Below are the records; reproduce all of them exactly but without any images.
···
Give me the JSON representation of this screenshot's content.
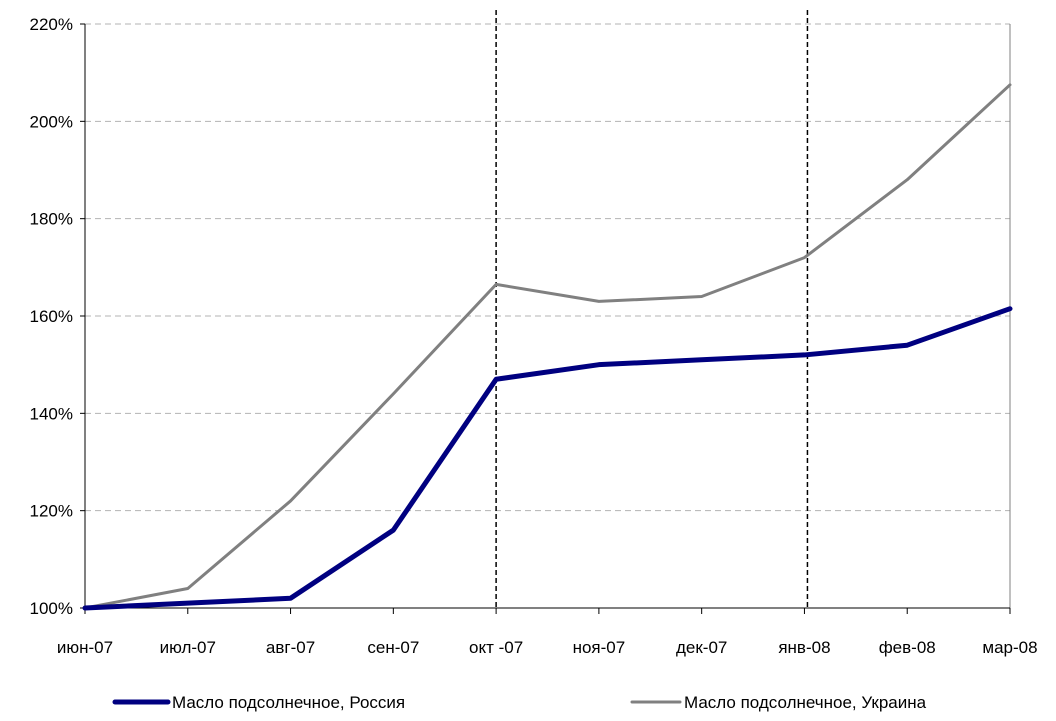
{
  "chart_data": {
    "type": "line",
    "title": "",
    "xlabel": "",
    "ylabel": "",
    "categories": [
      "июн-07",
      "июл-07",
      "авг-07",
      "сен-07",
      "окт -07",
      "ноя-07",
      "дек-07",
      "янв-08",
      "фев-08",
      "мар-08"
    ],
    "ylim": [
      100,
      220
    ],
    "yticks": [
      100,
      120,
      140,
      160,
      180,
      200,
      220
    ],
    "ytick_labels": [
      "100%",
      "120%",
      "140%",
      "160%",
      "180%",
      "200%",
      "220%"
    ],
    "grid": "horizontal dashed",
    "legend_position": "bottom",
    "vertical_markers": [
      "окт -07",
      "янв-08"
    ],
    "series": [
      {
        "name": "Масло подсолнечное, Россия",
        "color": "#000080",
        "values": [
          100,
          101,
          102,
          116,
          147,
          150,
          151,
          152,
          154,
          161.5
        ]
      },
      {
        "name": "Масло подсолнечное, Украина",
        "color": "#808080",
        "values": [
          100,
          104,
          122,
          144,
          166.5,
          163,
          164,
          172,
          188,
          207.5
        ]
      }
    ]
  }
}
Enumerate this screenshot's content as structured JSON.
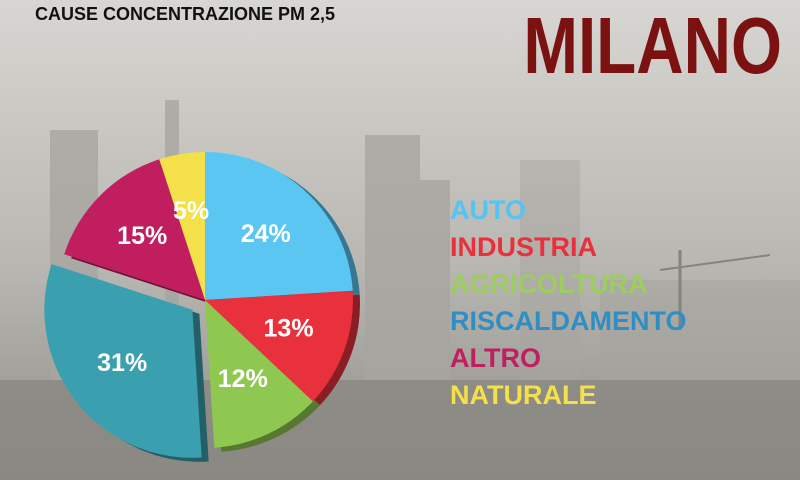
{
  "chart_data": {
    "type": "pie",
    "title": "CAUSE CONCENTRAZIONE PM 2,5",
    "subtitle": "MILANO",
    "categories": [
      "AUTO",
      "INDUSTRIA",
      "AGRICOLTURA",
      "RISCALDAMENTO",
      "ALTRO",
      "NATURALE"
    ],
    "values": [
      24,
      13,
      12,
      31,
      15,
      5
    ],
    "value_labels": [
      "24%",
      "13%",
      "12%",
      "31%",
      "15%",
      "5%"
    ],
    "colors": [
      "#5cc6f2",
      "#e8313c",
      "#8fc851",
      "#3a9fae",
      "#c01e5e",
      "#f3e04a"
    ],
    "legend_colors": [
      "#55c3f3",
      "#e8313c",
      "#9ccd5e",
      "#2f8fc4",
      "#c01e5e",
      "#f3e04a"
    ],
    "exploded": "RISCALDAMENTO"
  }
}
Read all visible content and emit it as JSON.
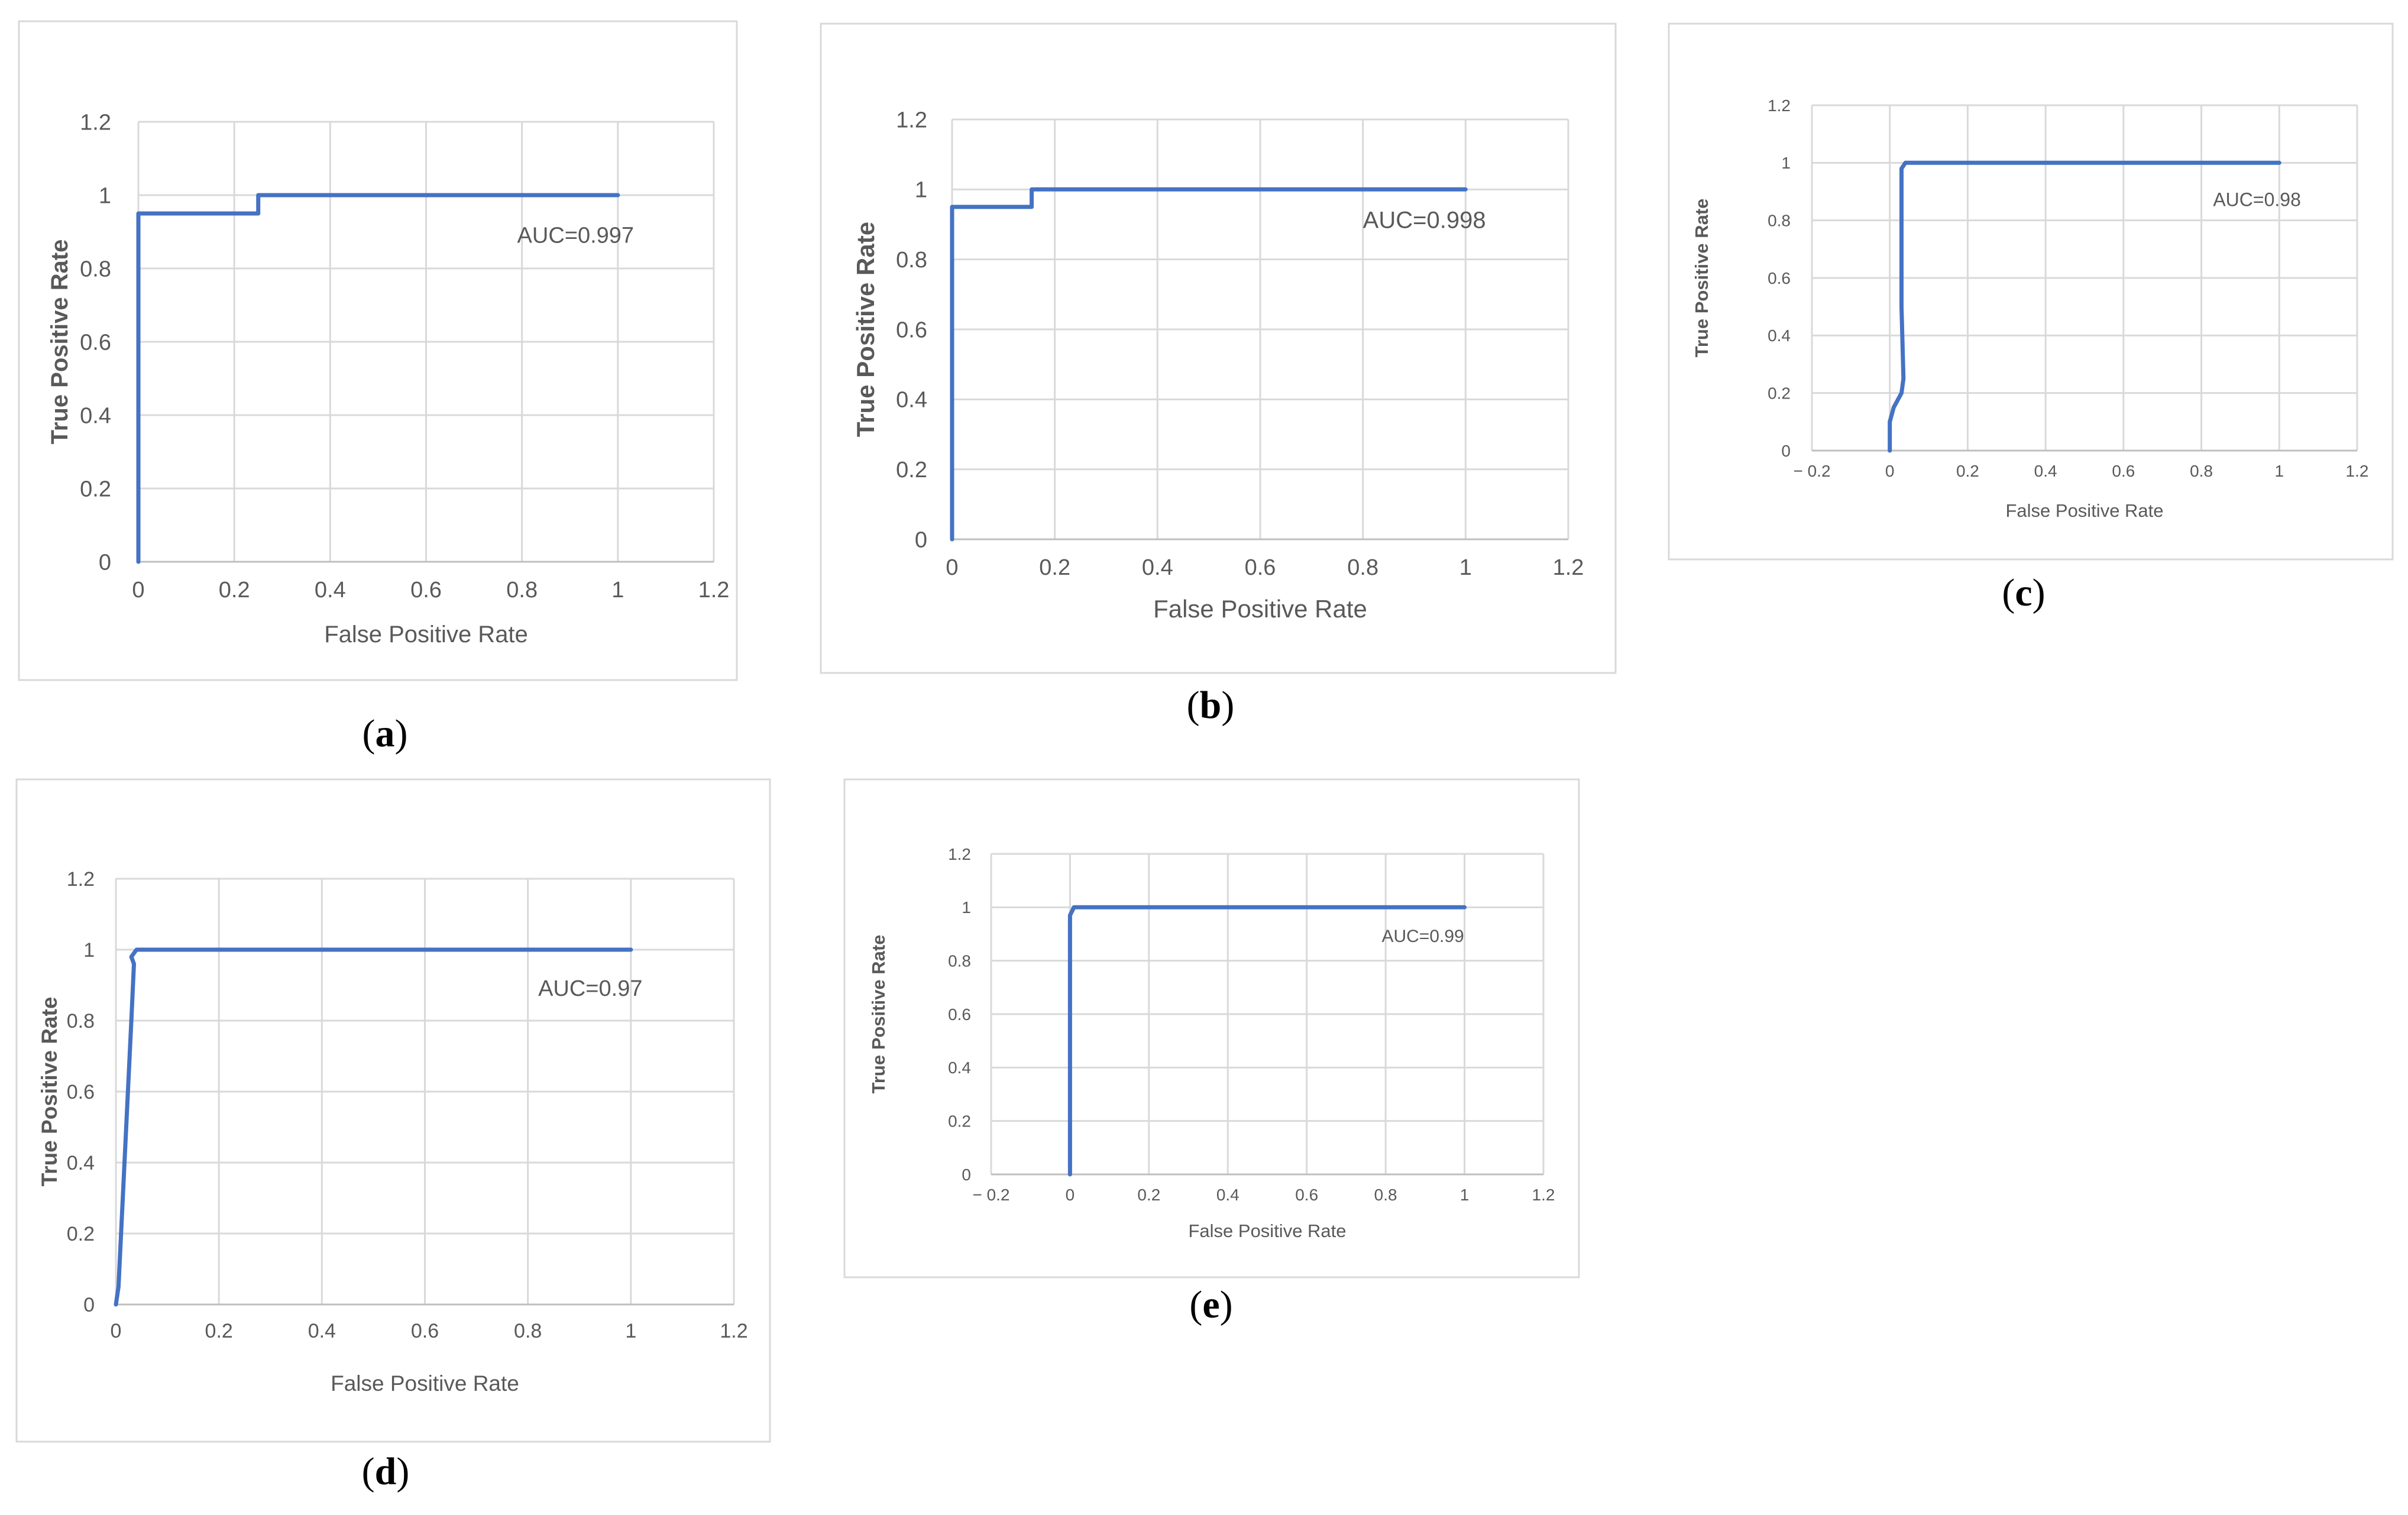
{
  "chart_data": [
    {
      "id": "a",
      "type": "line",
      "caption": {
        "open": "(",
        "letter": "a",
        "close": ")"
      },
      "xlabel": "False Positive Rate",
      "ylabel": "True Positive Rate",
      "xlim": [
        0,
        1.2
      ],
      "ylim": [
        0,
        1.2
      ],
      "xticks": [
        "0",
        "0.2",
        "0.4",
        "0.6",
        "0.8",
        "1",
        "1.2"
      ],
      "yticks": [
        "0",
        "0.2",
        "0.4",
        "0.6",
        "0.8",
        "1",
        "1.2"
      ],
      "grid": true,
      "annotation": "AUC=0.997",
      "series": [
        {
          "color": "#4472c4",
          "x": [
            0,
            0,
            0.25,
            0.25,
            1
          ],
          "y": [
            0,
            0.95,
            0.95,
            1,
            1
          ]
        }
      ]
    },
    {
      "id": "b",
      "type": "line",
      "caption": {
        "open": "(",
        "letter": "b",
        "close": ")"
      },
      "xlabel": "False Positive Rate",
      "ylabel": "True Positive Rate",
      "xlim": [
        0,
        1.2
      ],
      "ylim": [
        0,
        1.2
      ],
      "xticks": [
        "0",
        "0.2",
        "0.4",
        "0.6",
        "0.8",
        "1",
        "1.2"
      ],
      "yticks": [
        "0",
        "0.2",
        "0.4",
        "0.6",
        "0.8",
        "1",
        "1.2"
      ],
      "grid": true,
      "annotation": "AUC=0.998",
      "series": [
        {
          "color": "#4472c4",
          "x": [
            0,
            0,
            0.155,
            0.155,
            1
          ],
          "y": [
            0,
            0.95,
            0.95,
            1,
            1
          ]
        }
      ]
    },
    {
      "id": "c",
      "type": "line",
      "caption": {
        "open": "(",
        "letter": "c",
        "close": ")"
      },
      "xlabel": "False Positive Rate",
      "ylabel": "True Positive Rate",
      "xlim": [
        -0.2,
        1.2
      ],
      "ylim": [
        0,
        1.2
      ],
      "xticks": [
        "− 0.2",
        "0",
        "0.2",
        "0.4",
        "0.6",
        "0.8",
        "1",
        "1.2"
      ],
      "yticks": [
        "0",
        "0.2",
        "0.4",
        "0.6",
        "0.8",
        "1",
        "1.2"
      ],
      "grid": true,
      "annotation": "AUC=0.98",
      "series": [
        {
          "color": "#4472c4",
          "x": [
            0,
            0,
            0.01,
            0.03,
            0.035,
            0.03,
            0.03,
            0.04,
            0.1,
            1
          ],
          "y": [
            0,
            0.1,
            0.15,
            0.2,
            0.25,
            0.5,
            0.98,
            1,
            1,
            1
          ]
        }
      ]
    },
    {
      "id": "d",
      "type": "line",
      "caption": {
        "open": "(",
        "letter": "d",
        "close": ")"
      },
      "xlabel": "False Positive Rate",
      "ylabel": "True Positive Rate",
      "xlim": [
        0,
        1.2
      ],
      "ylim": [
        0,
        1.2
      ],
      "xticks": [
        "0",
        "0.2",
        "0.4",
        "0.6",
        "0.8",
        "1",
        "1.2"
      ],
      "yticks": [
        "0",
        "0.2",
        "0.4",
        "0.6",
        "0.8",
        "1",
        "1.2"
      ],
      "grid": true,
      "annotation": "AUC=0.97",
      "series": [
        {
          "color": "#4472c4",
          "x": [
            0,
            0.005,
            0.03,
            0.035,
            0.03,
            0.04,
            1
          ],
          "y": [
            0,
            0.05,
            0.8,
            0.96,
            0.98,
            1,
            1
          ]
        }
      ]
    },
    {
      "id": "e",
      "type": "line",
      "caption": {
        "open": "(",
        "letter": "e",
        "close": ")"
      },
      "xlabel": "False Positive Rate",
      "ylabel": "True Positive Rate",
      "xlim": [
        -0.2,
        1.2
      ],
      "ylim": [
        0,
        1.2
      ],
      "xticks": [
        "− 0.2",
        "0",
        "0.2",
        "0.4",
        "0.6",
        "0.8",
        "1",
        "1.2"
      ],
      "yticks": [
        "0",
        "0.2",
        "0.4",
        "0.6",
        "0.8",
        "1",
        "1.2"
      ],
      "grid": true,
      "annotation": "AUC=0.99",
      "series": [
        {
          "color": "#4472c4",
          "x": [
            0,
            0,
            0.01,
            0.03,
            1
          ],
          "y": [
            0,
            0.97,
            1,
            1,
            1
          ]
        }
      ]
    }
  ]
}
···
» Reply to the exercise:
Give me the JSON representation of this screenshot's content.
{
  "chart_data": {
    "type": "line",
    "title": "",
    "xlabel": "",
    "ylabel": "",
    "categories": [
      "июн-07",
      "июл-07",
      "авг-07",
      "сен-07",
      "окт -07",
      "ноя-07",
      "дек-07",
      "янв-08",
      "фев-08",
      "мар-08"
    ],
    "ylim": [
      100,
      220
    ],
    "yticks": [
      100,
      120,
      140,
      160,
      180,
      200,
      220
    ],
    "ytick_labels": [
      "100%",
      "120%",
      "140%",
      "160%",
      "180%",
      "200%",
      "220%"
    ],
    "grid": "horizontal dashed",
    "legend_position": "bottom",
    "vertical_markers": [
      "окт -07",
      "янв-08"
    ],
    "series": [
      {
        "name": "Масло подсолнечное, Россия",
        "color": "#000080",
        "values": [
          100,
          101,
          102,
          116,
          147,
          150,
          151,
          152,
          154,
          161.5
        ]
      },
      {
        "name": "Масло подсолнечное, Украина",
        "color": "#808080",
        "values": [
          100,
          104,
          122,
          144,
          166.5,
          163,
          164,
          172,
          188,
          207.5
        ]
      }
    ]
  }
}
Enumerate this screenshot's content as structured JSON.
{
  "chart_data": {
    "type": "pie",
    "title": "CAUSE CONCENTRAZIONE PM 2,5",
    "subtitle": "MILANO",
    "categories": [
      "AUTO",
      "INDUSTRIA",
      "AGRICOLTURA",
      "RISCALDAMENTO",
      "ALTRO",
      "NATURALE"
    ],
    "values": [
      24,
      13,
      12,
      31,
      15,
      5
    ],
    "value_labels": [
      "24%",
      "13%",
      "12%",
      "31%",
      "15%",
      "5%"
    ],
    "colors": [
      "#5cc6f2",
      "#e8313c",
      "#8fc851",
      "#3a9fae",
      "#c01e5e",
      "#f3e04a"
    ],
    "legend_colors": [
      "#55c3f3",
      "#e8313c",
      "#9ccd5e",
      "#2f8fc4",
      "#c01e5e",
      "#f3e04a"
    ],
    "exploded": "RISCALDAMENTO"
  }
}
Read all visible content and emit it as JSON.
{
  "chart_data": [
    {
      "id": "a",
      "type": "line",
      "caption": {
        "open": "(",
        "letter": "a",
        "close": ")"
      },
      "xlabel": "False Positive Rate",
      "ylabel": "True Positive Rate",
      "xlim": [
        0,
        1.2
      ],
      "ylim": [
        0,
        1.2
      ],
      "xticks": [
        "0",
        "0.2",
        "0.4",
        "0.6",
        "0.8",
        "1",
        "1.2"
      ],
      "yticks": [
        "0",
        "0.2",
        "0.4",
        "0.6",
        "0.8",
        "1",
        "1.2"
      ],
      "grid": true,
      "annotation": "AUC=0.997",
      "series": [
        {
          "color": "#4472c4",
          "x": [
            0,
            0,
            0.25,
            0.25,
            1
          ],
          "y": [
            0,
            0.95,
            0.95,
            1,
            1
          ]
        }
      ]
    },
    {
      "id": "b",
      "type": "line",
      "caption": {
        "open": "(",
        "letter": "b",
        "close": ")"
      },
      "xlabel": "False Positive Rate",
      "ylabel": "True Positive Rate",
      "xlim": [
        0,
        1.2
      ],
      "ylim": [
        0,
        1.2
      ],
      "xticks": [
        "0",
        "0.2",
        "0.4",
        "0.6",
        "0.8",
        "1",
        "1.2"
      ],
      "yticks": [
        "0",
        "0.2",
        "0.4",
        "0.6",
        "0.8",
        "1",
        "1.2"
      ],
      "grid": true,
      "annotation": "AUC=0.998",
      "series": [
        {
          "color": "#4472c4",
          "x": [
            0,
            0,
            0.155,
            0.155,
            1
          ],
          "y": [
            0,
            0.95,
            0.95,
            1,
            1
          ]
        }
      ]
    },
    {
      "id": "c",
      "type": "line",
      "caption": {
        "open": "(",
        "letter": "c",
        "close": ")"
      },
      "xlabel": "False Positive Rate",
      "ylabel": "True Positive Rate",
      "xlim": [
        -0.2,
        1.2
      ],
      "ylim": [
        0,
        1.2
      ],
      "xticks": [
        "− 0.2",
        "0",
        "0.2",
        "0.4",
        "0.6",
        "0.8",
        "1",
        "1.2"
      ],
      "yticks": [
        "0",
        "0.2",
        "0.4",
        "0.6",
        "0.8",
        "1",
        "1.2"
      ],
      "grid": true,
      "annotation": "AUC=0.98",
      "series": [
        {
          "color": "#4472c4",
          "x": [
            0,
            0,
            0.01,
            0.03,
            0.035,
            0.03,
            0.03,
            0.04,
            0.1,
            1
          ],
          "y": [
            0,
            0.1,
            0.15,
            0.2,
            0.25,
            0.5,
            0.98,
            1,
            1,
            1
          ]
        }
      ]
    },
    {
      "id": "d",
      "type": "line",
      "caption": {
        "open": "(",
        "letter": "d",
        "close": ")"
      },
      "xlabel": "False Positive Rate",
      "ylabel": "True Positive Rate",
      "xlim": [
        0,
        1.2
      ],
      "ylim": [
        0,
        1.2
      ],
      "xticks": [
        "0",
        "0.2",
        "0.4",
        "0.6",
        "0.8",
        "1",
        "1.2"
      ],
      "yticks": [
        "0",
        "0.2",
        "0.4",
        "0.6",
        "0.8",
        "1",
        "1.2"
      ],
      "grid": true,
      "annotation": "AUC=0.97",
      "series": [
        {
          "color": "#4472c4",
          "x": [
            0,
            0.005,
            0.03,
            0.035,
            0.03,
            0.04,
            1
          ],
          "y": [
            0,
            0.05,
            0.8,
            0.96,
            0.98,
            1,
            1
          ]
        }
      ]
    },
    {
      "id": "e",
      "type": "line",
      "caption": {
        "open": "(",
        "letter": "e",
        "close": ")"
      },
      "xlabel": "False Positive Rate",
      "ylabel": "True Positive Rate",
      "xlim": [
        -0.2,
        1.2
      ],
      "ylim": [
        0,
        1.2
      ],
      "xticks": [
        "− 0.2",
        "0",
        "0.2",
        "0.4",
        "0.6",
        "0.8",
        "1",
        "1.2"
      ],
      "yticks": [
        "0",
        "0.2",
        "0.4",
        "0.6",
        "0.8",
        "1",
        "1.2"
      ],
      "grid": true,
      "annotation": "AUC=0.99",
      "series": [
        {
          "color": "#4472c4",
          "x": [
            0,
            0,
            0.01,
            0.03,
            1
          ],
          "y": [
            0,
            0.97,
            1,
            1,
            1
          ]
        }
      ]
    }
  ]
}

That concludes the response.